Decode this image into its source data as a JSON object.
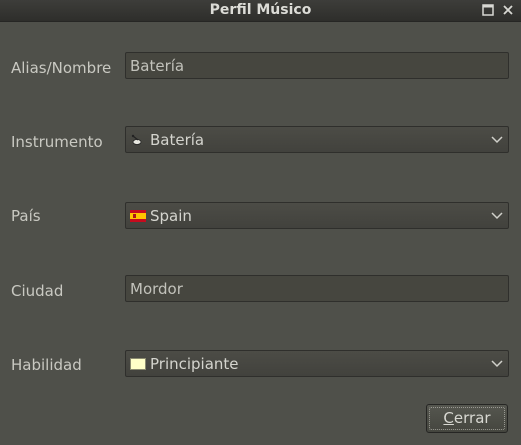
{
  "window": {
    "title": "Perfil Músico"
  },
  "fields": {
    "alias": {
      "label": "Alias/Nombre",
      "value": "Batería"
    },
    "instrumento": {
      "label": "Instrumento",
      "value": "Batería",
      "icon": "drum-icon"
    },
    "pais": {
      "label": "País",
      "value": "Spain",
      "icon": "spain-flag-icon"
    },
    "ciudad": {
      "label": "Ciudad",
      "value": "Mordor"
    },
    "habilidad": {
      "label": "Habilidad",
      "value": "Principiante",
      "icon": "skill-swatch-icon"
    }
  },
  "buttons": {
    "close_first": "C",
    "close_rest": "errar"
  },
  "colors": {
    "background": "#4f504a",
    "titlebar": "#2e2e2b",
    "text": "#c9c9c2"
  }
}
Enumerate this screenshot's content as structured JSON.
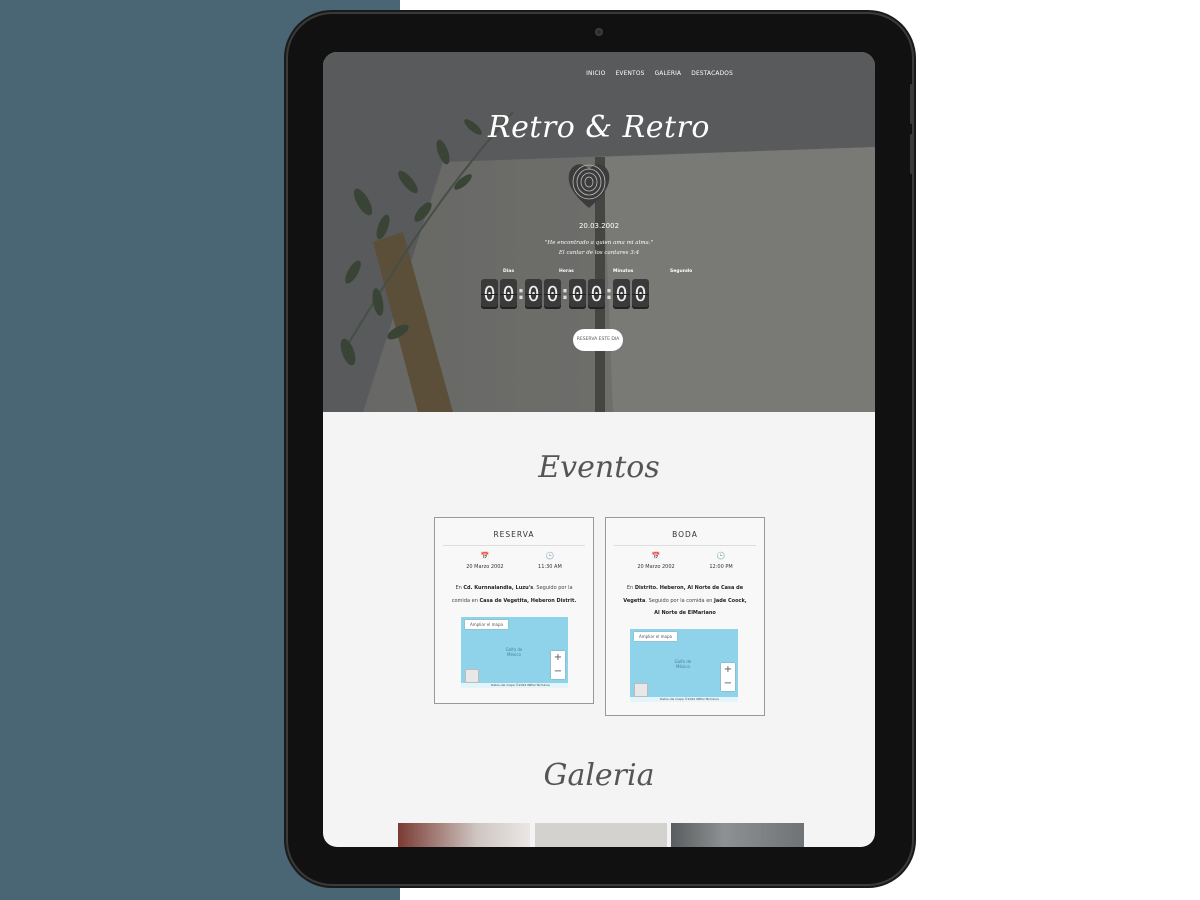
{
  "nav": {
    "items": [
      "INICIO",
      "EVENTOS",
      "GALERIA",
      "DESTACADOS"
    ]
  },
  "hero": {
    "title": "Retro & Retro",
    "date": "20.03.2002",
    "quote": "\"He encontrado a quien ama mi alma.\"",
    "quote_ref": "El cantar de los cantares 3:4",
    "countdown": {
      "labels": [
        "Dias",
        "Horas",
        "Minutos",
        "Segundo"
      ],
      "days": [
        "0",
        "0"
      ],
      "hours": [
        "0",
        "0"
      ],
      "minutes": [
        "0",
        "0"
      ],
      "seconds": [
        "0",
        "0"
      ]
    },
    "reserve_label": "RESERVA ESTE DIA"
  },
  "events": {
    "title": "Eventos",
    "cards": [
      {
        "title": "RESERVA",
        "date": "20 Marzo 2002",
        "time": "11:30 AM",
        "desc_prefix": "En ",
        "desc_place": "Cd. Kurnnalandia, Luzu's",
        "desc_mid": ". Seguido por la comida en ",
        "desc_place2": "Casa de Vegetita, Heberon Distrit.",
        "desc_suffix": "",
        "map": {
          "bigger": "Ampliar el mapa",
          "ocean": "Golfo de México",
          "footer": "Datos del mapa ©2022 INEGI  Términos"
        }
      },
      {
        "title": "BODA",
        "date": "20 Marzo 2002",
        "time": "12:00 PM",
        "desc_prefix": "En ",
        "desc_place": "Distrito. Heberon, Al Norte de Casa de Vegetta",
        "desc_mid": ". Seguido por la comida en ",
        "desc_place2": "Jade Coock, Al Norte de ElMariano",
        "desc_suffix": "",
        "map": {
          "bigger": "Ampliar el mapa",
          "ocean": "Golfo de México",
          "footer": "Datos del mapa ©2022 INEGI  Términos"
        }
      }
    ]
  },
  "gallery": {
    "title": "Galeria"
  },
  "icons": {
    "calendar": "calendar-icon",
    "clock": "clock-icon",
    "fingerprint": "fingerprint-heart-icon"
  },
  "colors": {
    "hero_overlay": "#6e6e6c",
    "page_bg": "#f4f4f4",
    "map_water": "#8fd3ea",
    "left_panel": "#4a6573"
  }
}
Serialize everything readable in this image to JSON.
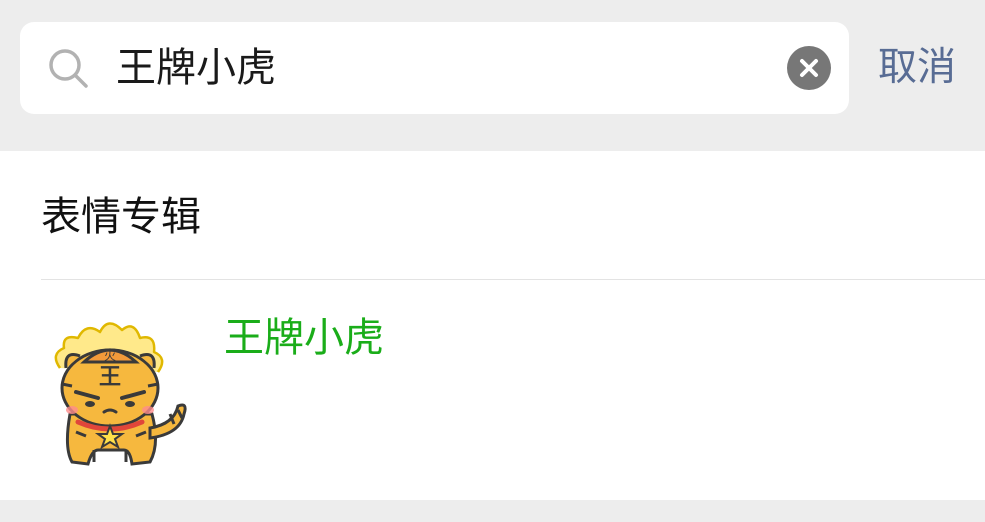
{
  "search": {
    "value": "王牌小虎",
    "cancel_label": "取消"
  },
  "icons": {
    "search": "search-icon",
    "clear": "close-icon",
    "sticker": "tiger-sticker-icon"
  },
  "results": {
    "section_title": "表情专辑",
    "items": [
      {
        "name": "王牌小虎",
        "thumb_glyph": "王"
      }
    ]
  },
  "colors": {
    "background": "#ededed",
    "highlight_green": "#1aad19",
    "cancel_blue": "#586c94"
  }
}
----------
_Prompt_: Omitting all images, print the listing exactly.

_Full response_:
Decode this image into its source data as a JSON object.
{
  "window": {
    "title": "Perfil Músico"
  },
  "fields": {
    "alias": {
      "label": "Alias/Nombre",
      "value": "Batería"
    },
    "instrumento": {
      "label": "Instrumento",
      "value": "Batería",
      "icon": "drum-icon"
    },
    "pais": {
      "label": "País",
      "value": "Spain",
      "icon": "spain-flag-icon"
    },
    "ciudad": {
      "label": "Ciudad",
      "value": "Mordor"
    },
    "habilidad": {
      "label": "Habilidad",
      "value": "Principiante",
      "icon": "skill-swatch-icon"
    }
  },
  "buttons": {
    "close_first": "C",
    "close_rest": "errar"
  },
  "colors": {
    "background": "#4f504a",
    "titlebar": "#2e2e2b",
    "text": "#c9c9c2"
  }
}
Enumerate this screenshot's content as structured JSON.
{
  "nav": {
    "items": [
      "INICIO",
      "EVENTOS",
      "GALERIA",
      "DESTACADOS"
    ]
  },
  "hero": {
    "title": "Retro & Retro",
    "date": "20.03.2002",
    "quote": "\"He encontrado a quien ama mi alma.\"",
    "quote_ref": "El cantar de los cantares 3:4",
    "countdown": {
      "labels": [
        "Dias",
        "Horas",
        "Minutos",
        "Segundo"
      ],
      "days": [
        "0",
        "0"
      ],
      "hours": [
        "0",
        "0"
      ],
      "minutes": [
        "0",
        "0"
      ],
      "seconds": [
        "0",
        "0"
      ]
    },
    "reserve_label": "RESERVA ESTE DIA"
  },
  "events": {
    "title": "Eventos",
    "cards": [
      {
        "title": "RESERVA",
        "date": "20 Marzo 2002",
        "time": "11:30 AM",
        "desc_prefix": "En ",
        "desc_place": "Cd. Kurnnalandia, Luzu's",
        "desc_mid": ". Seguido por la comida en ",
        "desc_place2": "Casa de Vegetita, Heberon Distrit.",
        "desc_suffix": "",
        "map": {
          "bigger": "Ampliar el mapa",
          "ocean": "Golfo de México",
          "footer": "Datos del mapa ©2022 INEGI  Términos"
        }
      },
      {
        "title": "BODA",
        "date": "20 Marzo 2002",
        "time": "12:00 PM",
        "desc_prefix": "En ",
        "desc_place": "Distrito. Heberon, Al Norte de Casa de Vegetta",
        "desc_mid": ". Seguido por la comida en ",
        "desc_place2": "Jade Coock, Al Norte de ElMariano",
        "desc_suffix": "",
        "map": {
          "bigger": "Ampliar el mapa",
          "ocean": "Golfo de México",
          "footer": "Datos del mapa ©2022 INEGI  Términos"
        }
      }
    ]
  },
  "gallery": {
    "title": "Galeria"
  },
  "icons": {
    "calendar": "calendar-icon",
    "clock": "clock-icon",
    "fingerprint": "fingerprint-heart-icon"
  },
  "colors": {
    "hero_overlay": "#6e6e6c",
    "page_bg": "#f4f4f4",
    "map_water": "#8fd3ea",
    "left_panel": "#4a6573"
  }
}
Serialize everything readable in this image to JSON.
{
  "search": {
    "value": "王牌小虎",
    "cancel_label": "取消"
  },
  "icons": {
    "search": "search-icon",
    "clear": "close-icon",
    "sticker": "tiger-sticker-icon"
  },
  "results": {
    "section_title": "表情专辑",
    "items": [
      {
        "name": "王牌小虎",
        "thumb_glyph": "王"
      }
    ]
  },
  "colors": {
    "background": "#ededed",
    "highlight_green": "#1aad19",
    "cancel_blue": "#586c94"
  }
}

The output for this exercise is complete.